Quote the whole listing word for word, please.
────────
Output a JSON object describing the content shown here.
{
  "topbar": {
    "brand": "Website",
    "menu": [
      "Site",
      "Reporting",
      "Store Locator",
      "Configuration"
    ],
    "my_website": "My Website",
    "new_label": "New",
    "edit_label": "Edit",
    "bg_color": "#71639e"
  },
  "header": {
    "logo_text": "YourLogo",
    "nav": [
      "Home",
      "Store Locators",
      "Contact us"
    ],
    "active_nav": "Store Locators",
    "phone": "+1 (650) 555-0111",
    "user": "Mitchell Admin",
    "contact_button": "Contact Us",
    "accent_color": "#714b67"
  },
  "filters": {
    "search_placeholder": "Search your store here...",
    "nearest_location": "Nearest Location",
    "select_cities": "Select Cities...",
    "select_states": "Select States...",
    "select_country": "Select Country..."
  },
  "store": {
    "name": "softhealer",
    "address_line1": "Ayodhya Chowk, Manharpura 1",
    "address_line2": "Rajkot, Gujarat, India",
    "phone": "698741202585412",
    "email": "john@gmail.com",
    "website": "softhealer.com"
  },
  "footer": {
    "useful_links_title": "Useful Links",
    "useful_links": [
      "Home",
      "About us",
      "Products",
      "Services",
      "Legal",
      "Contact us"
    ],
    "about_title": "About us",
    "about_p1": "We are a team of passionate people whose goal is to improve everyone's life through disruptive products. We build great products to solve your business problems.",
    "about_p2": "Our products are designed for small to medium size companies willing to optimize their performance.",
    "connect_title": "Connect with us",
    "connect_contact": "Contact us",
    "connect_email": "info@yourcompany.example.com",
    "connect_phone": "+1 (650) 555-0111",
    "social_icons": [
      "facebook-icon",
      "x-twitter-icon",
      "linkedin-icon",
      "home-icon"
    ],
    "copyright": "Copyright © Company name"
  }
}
────────
The completed task:
Output a JSON object describing the content shown here.
{
  "topbar": {
    "brand": "Website",
    "menu": [
      "Site",
      "Reporting",
      "Store Locator",
      "Configuration"
    ],
    "my_website": "My Website",
    "new_label": "New",
    "edit_label": "Edit",
    "bg_color": "#71639e"
  },
  "header": {
    "logo_text": "YourLogo",
    "nav": [
      "Home",
      "Store Locators",
      "Contact us"
    ],
    "active_nav": "Store Locators",
    "phone": "+1 (650) 555-0111",
    "user": "Mitchell Admin",
    "contact_button": "Contact Us",
    "accent_color": "#714b67"
  },
  "filters": {
    "search_placeholder": "Search your store here...",
    "nearest_location": "Nearest Location",
    "select_cities": "Select Cities...",
    "select_states": "Select States...",
    "select_country": "Select Country..."
  },
  "store": {
    "name": "softhealer",
    "address_line1": "Ayodhya Chowk, Manharpura 1",
    "address_line2": "Rajkot, Gujarat, India",
    "phone": "698741202585412",
    "email": "john@gmail.com",
    "website": "softhealer.com"
  },
  "footer": {
    "useful_links_title": "Useful Links",
    "useful_links": [
      "Home",
      "About us",
      "Products",
      "Services",
      "Legal",
      "Contact us"
    ],
    "about_title": "About us",
    "about_p1": "We are a team of passionate people whose goal is to improve everyone's life through disruptive products. We build great products to solve your business problems.",
    "about_p2": "Our products are designed for small to medium size companies willing to optimize their performance.",
    "connect_title": "Connect with us",
    "connect_contact": "Contact us",
    "connect_email": "info@yourcompany.example.com",
    "connect_phone": "+1 (650) 555-0111",
    "social_icons": [
      "facebook-icon",
      "x-twitter-icon",
      "linkedin-icon",
      "home-icon"
    ],
    "copyright": "Copyright © Company name"
  }
}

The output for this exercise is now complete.